*Supplied data*
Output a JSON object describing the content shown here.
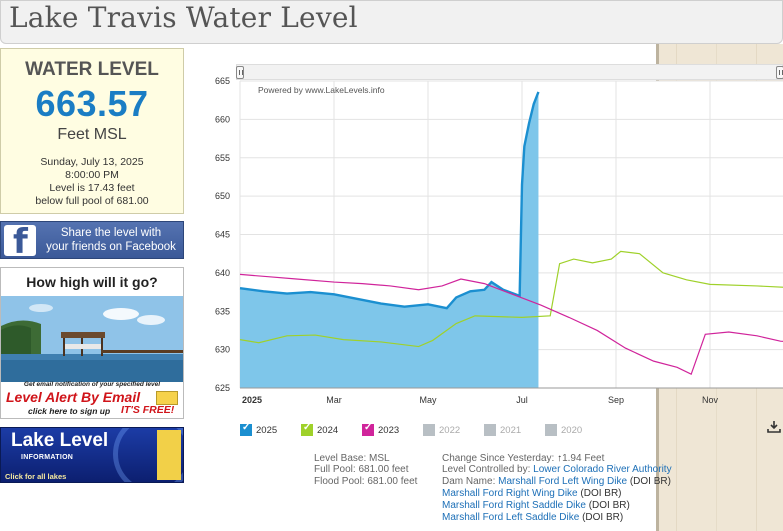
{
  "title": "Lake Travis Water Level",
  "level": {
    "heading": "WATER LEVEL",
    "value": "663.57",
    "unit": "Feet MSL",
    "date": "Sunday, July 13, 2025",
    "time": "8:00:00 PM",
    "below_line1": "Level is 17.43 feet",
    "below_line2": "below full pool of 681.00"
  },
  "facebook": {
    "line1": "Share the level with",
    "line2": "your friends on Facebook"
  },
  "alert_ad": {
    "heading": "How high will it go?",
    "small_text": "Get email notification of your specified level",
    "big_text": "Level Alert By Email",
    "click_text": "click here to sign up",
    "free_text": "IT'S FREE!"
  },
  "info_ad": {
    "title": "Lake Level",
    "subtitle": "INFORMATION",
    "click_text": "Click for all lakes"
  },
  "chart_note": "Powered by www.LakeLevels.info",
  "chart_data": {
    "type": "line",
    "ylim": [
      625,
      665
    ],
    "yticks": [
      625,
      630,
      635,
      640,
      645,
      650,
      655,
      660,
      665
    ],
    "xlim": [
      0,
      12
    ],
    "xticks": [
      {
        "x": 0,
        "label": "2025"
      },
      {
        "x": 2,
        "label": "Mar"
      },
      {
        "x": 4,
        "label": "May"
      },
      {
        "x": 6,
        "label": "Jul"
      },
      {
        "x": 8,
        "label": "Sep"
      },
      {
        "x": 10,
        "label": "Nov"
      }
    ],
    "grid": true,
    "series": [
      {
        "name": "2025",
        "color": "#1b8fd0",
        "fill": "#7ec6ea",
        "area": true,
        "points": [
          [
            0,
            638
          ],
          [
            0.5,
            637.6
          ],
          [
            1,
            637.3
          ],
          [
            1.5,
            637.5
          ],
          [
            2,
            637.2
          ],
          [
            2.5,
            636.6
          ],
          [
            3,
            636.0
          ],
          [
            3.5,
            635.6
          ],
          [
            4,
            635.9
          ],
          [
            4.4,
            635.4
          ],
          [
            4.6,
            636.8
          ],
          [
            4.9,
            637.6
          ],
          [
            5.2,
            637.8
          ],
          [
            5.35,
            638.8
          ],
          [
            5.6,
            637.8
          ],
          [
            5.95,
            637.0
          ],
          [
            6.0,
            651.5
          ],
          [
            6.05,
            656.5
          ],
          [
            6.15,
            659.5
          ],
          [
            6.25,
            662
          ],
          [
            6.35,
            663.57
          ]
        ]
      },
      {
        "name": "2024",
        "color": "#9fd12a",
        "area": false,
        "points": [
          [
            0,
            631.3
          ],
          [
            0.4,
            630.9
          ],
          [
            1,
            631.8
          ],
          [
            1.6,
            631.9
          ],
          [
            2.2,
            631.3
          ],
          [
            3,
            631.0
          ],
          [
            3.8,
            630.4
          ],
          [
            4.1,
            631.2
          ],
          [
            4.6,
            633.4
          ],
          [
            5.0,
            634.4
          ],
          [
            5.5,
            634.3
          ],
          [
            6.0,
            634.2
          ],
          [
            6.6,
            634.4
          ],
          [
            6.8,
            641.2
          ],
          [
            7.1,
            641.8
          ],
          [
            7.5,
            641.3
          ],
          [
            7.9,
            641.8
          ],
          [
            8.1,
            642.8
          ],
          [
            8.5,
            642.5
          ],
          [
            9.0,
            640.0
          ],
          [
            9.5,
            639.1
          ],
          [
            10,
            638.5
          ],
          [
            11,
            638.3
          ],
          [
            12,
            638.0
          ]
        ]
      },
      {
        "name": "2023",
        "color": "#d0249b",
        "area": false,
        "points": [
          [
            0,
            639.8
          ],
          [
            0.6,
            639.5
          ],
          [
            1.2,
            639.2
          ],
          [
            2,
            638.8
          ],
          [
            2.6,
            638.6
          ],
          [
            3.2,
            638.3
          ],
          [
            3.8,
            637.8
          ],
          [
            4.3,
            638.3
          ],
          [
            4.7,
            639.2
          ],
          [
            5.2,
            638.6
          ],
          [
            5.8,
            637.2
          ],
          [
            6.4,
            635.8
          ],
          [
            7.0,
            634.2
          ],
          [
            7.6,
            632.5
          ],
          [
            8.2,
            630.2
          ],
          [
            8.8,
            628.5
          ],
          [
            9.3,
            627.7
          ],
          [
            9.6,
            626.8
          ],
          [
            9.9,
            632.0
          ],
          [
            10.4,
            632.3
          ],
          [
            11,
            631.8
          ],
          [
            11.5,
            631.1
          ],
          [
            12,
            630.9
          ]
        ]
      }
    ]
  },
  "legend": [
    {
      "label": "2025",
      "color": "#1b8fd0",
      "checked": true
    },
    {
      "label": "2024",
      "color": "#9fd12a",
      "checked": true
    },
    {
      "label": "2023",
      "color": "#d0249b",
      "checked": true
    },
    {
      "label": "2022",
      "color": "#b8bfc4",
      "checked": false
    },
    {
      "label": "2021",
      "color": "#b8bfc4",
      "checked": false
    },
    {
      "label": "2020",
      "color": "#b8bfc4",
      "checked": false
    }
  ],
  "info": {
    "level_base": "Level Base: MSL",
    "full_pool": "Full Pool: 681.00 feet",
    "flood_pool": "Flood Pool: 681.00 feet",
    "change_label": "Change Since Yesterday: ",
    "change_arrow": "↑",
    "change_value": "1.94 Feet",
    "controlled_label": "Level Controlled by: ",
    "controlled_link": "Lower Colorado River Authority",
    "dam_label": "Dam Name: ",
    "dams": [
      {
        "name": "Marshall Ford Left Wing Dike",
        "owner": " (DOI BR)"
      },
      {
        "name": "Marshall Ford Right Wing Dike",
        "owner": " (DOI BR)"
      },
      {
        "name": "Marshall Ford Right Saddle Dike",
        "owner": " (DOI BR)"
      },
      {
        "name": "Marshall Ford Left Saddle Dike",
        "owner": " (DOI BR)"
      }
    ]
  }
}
--
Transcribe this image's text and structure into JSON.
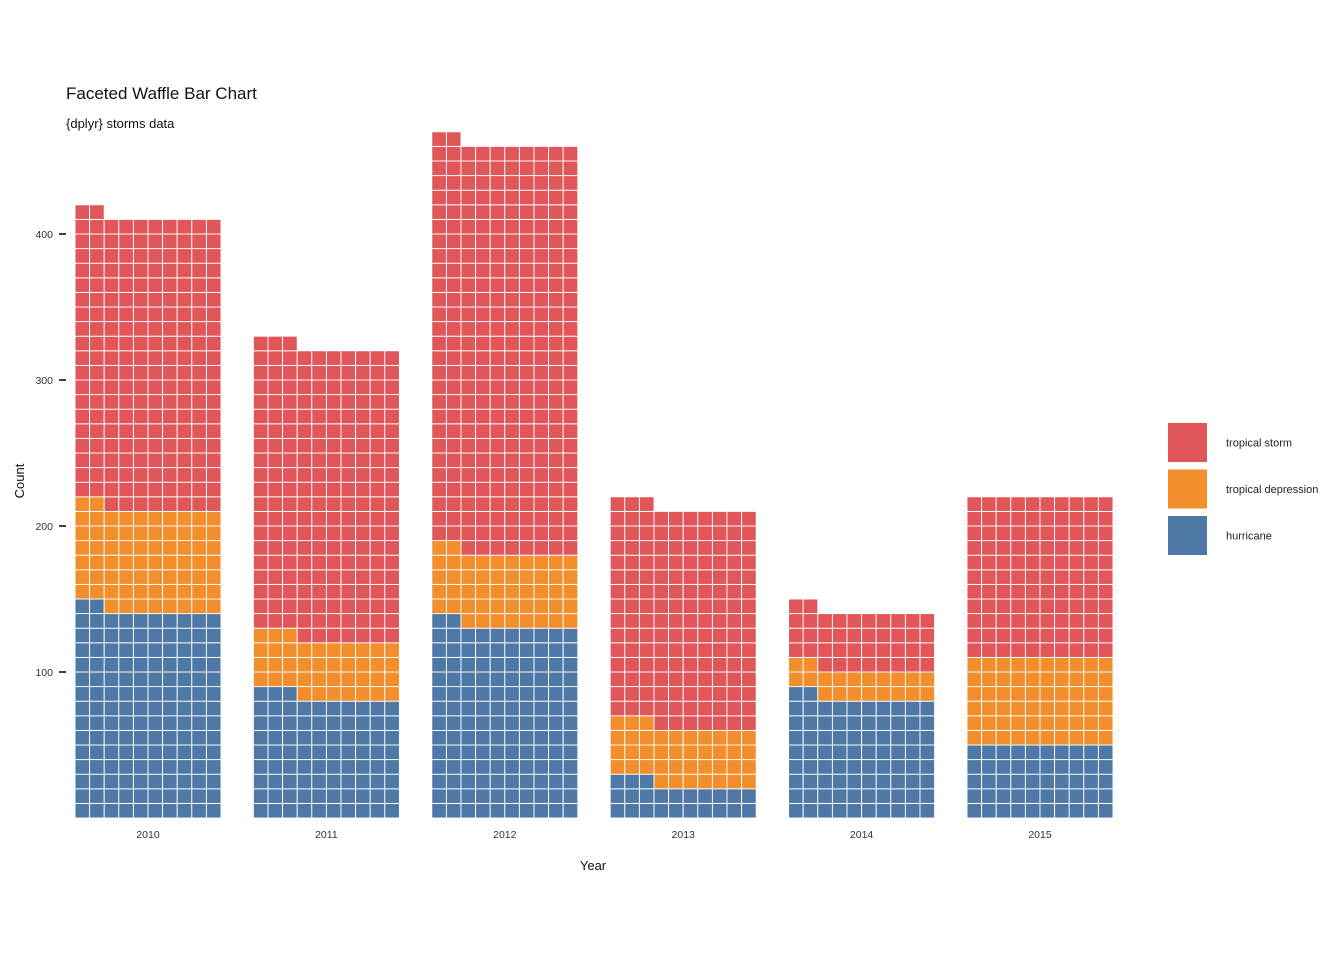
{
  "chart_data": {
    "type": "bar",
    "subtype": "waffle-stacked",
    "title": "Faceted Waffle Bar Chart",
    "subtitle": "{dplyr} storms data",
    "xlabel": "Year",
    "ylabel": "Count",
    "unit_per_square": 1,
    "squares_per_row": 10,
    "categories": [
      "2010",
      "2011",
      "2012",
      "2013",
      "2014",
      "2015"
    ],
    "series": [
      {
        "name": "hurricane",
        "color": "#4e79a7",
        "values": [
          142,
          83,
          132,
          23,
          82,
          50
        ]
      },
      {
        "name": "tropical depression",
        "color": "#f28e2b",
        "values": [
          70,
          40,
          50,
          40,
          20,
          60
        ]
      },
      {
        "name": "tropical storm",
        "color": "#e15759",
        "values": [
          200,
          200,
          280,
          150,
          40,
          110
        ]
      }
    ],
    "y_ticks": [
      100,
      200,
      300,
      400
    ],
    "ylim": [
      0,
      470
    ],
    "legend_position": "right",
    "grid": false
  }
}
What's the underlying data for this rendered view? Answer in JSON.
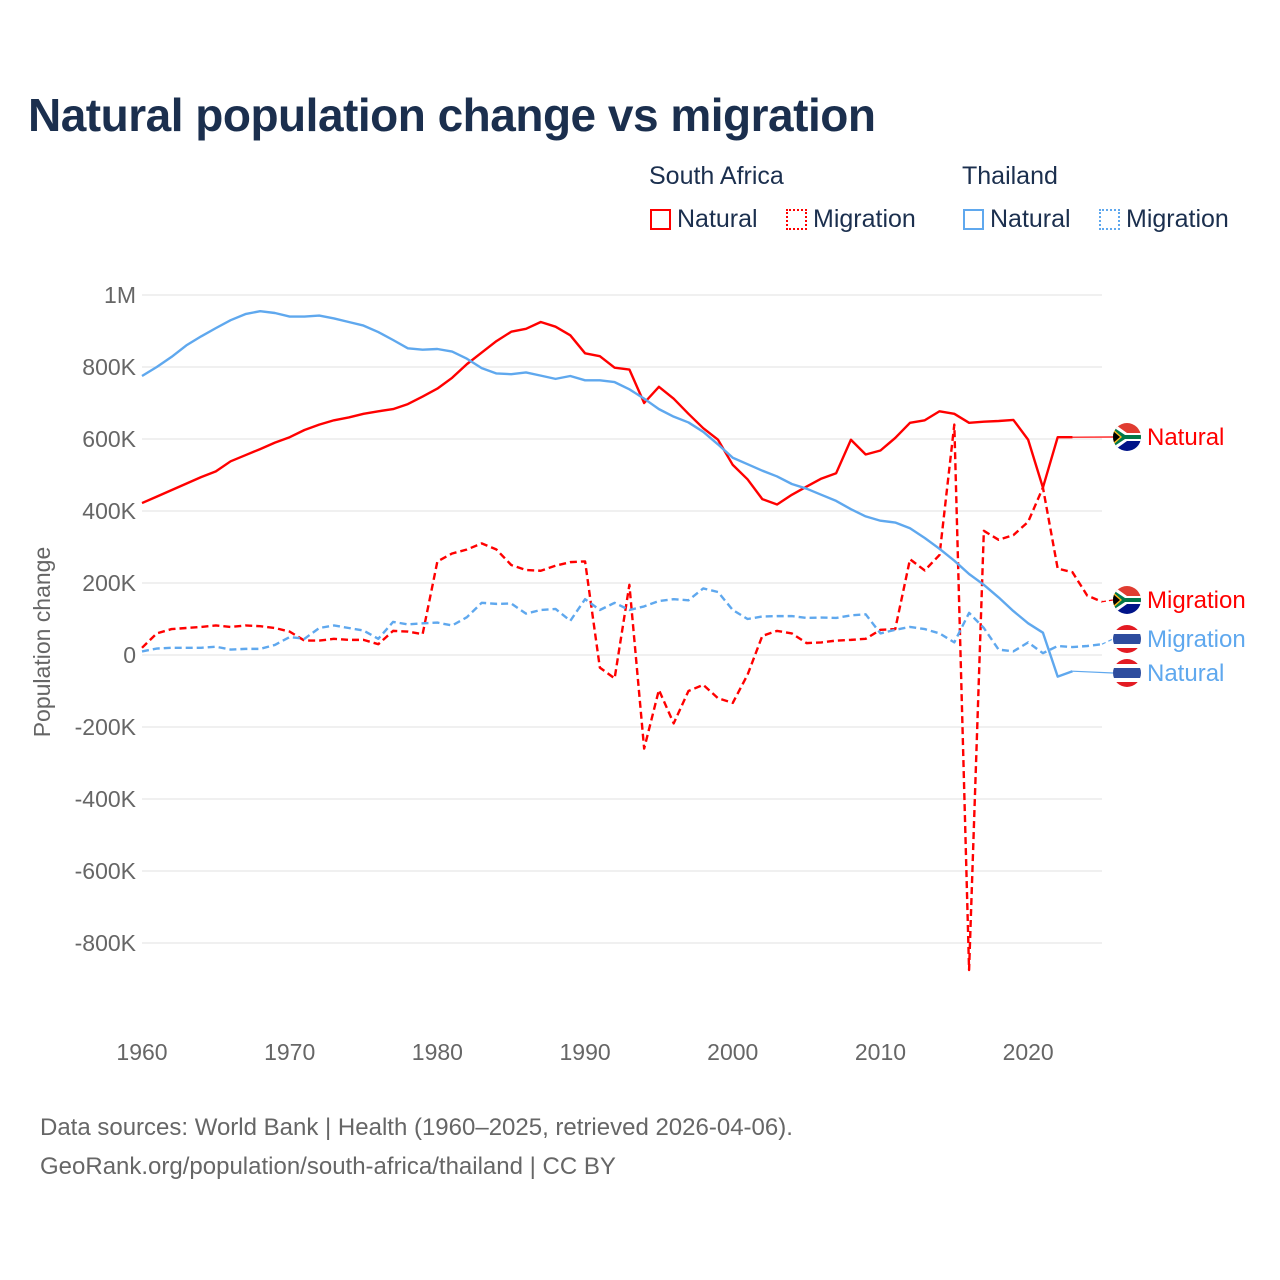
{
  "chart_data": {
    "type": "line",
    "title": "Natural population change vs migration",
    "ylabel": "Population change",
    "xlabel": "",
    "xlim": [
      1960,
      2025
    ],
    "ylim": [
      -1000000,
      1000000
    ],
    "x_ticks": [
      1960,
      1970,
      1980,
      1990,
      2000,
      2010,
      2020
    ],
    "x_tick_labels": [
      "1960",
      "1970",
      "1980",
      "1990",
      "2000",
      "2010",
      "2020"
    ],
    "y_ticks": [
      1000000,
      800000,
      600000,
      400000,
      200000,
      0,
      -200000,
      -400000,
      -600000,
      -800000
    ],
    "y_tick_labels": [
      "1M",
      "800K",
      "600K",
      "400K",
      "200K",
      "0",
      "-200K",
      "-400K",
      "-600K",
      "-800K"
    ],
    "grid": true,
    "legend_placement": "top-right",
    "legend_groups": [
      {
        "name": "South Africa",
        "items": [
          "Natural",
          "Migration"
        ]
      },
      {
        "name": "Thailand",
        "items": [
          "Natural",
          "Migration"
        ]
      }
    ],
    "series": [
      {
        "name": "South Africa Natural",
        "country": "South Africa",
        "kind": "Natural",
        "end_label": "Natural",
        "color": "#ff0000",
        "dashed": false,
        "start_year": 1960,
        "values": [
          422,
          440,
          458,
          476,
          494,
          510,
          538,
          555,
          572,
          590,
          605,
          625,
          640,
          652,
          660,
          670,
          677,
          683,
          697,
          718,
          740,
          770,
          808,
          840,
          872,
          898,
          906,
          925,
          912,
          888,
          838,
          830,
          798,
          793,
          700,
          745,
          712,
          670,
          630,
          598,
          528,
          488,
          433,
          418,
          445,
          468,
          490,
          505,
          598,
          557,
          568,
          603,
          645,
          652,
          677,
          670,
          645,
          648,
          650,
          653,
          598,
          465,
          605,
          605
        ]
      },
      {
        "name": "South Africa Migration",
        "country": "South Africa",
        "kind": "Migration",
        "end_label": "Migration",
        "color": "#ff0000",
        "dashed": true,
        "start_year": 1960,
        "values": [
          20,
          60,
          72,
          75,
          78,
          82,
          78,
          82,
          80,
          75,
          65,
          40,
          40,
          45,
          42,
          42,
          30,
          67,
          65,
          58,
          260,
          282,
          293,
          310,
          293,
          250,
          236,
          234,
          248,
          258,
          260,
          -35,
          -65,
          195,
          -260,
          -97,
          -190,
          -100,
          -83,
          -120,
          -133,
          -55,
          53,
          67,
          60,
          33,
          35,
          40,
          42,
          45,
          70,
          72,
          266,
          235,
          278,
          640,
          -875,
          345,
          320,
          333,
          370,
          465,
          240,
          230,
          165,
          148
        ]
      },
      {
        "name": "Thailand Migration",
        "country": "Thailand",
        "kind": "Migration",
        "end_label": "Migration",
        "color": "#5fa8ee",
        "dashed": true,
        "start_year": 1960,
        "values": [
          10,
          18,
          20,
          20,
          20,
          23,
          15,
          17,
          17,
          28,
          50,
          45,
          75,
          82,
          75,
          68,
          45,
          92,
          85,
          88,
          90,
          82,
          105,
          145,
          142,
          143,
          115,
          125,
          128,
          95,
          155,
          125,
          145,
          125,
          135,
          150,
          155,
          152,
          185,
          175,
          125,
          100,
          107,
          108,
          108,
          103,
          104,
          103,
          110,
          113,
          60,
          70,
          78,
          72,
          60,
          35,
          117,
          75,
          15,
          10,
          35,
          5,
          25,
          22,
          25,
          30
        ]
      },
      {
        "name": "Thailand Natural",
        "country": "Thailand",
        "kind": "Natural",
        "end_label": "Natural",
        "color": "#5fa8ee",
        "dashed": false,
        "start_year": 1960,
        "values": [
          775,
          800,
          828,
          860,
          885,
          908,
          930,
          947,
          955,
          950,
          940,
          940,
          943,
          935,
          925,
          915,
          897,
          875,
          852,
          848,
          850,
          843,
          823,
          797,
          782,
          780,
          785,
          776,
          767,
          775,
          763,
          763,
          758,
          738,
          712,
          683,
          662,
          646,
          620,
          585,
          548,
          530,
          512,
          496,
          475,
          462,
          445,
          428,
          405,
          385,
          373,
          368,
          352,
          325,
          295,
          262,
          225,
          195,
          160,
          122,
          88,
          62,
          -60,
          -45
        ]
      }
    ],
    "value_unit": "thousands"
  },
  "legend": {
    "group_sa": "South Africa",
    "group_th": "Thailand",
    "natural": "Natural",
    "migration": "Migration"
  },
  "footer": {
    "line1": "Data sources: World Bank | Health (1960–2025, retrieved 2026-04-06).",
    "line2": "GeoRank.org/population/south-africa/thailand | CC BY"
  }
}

*Given problem*
Using the material above, gather every line that includes "Left".

*Exercise result*
        "name": "Marshall Ford Left Wing Dike",
        "name": "Marshall Ford Left Saddle Dike",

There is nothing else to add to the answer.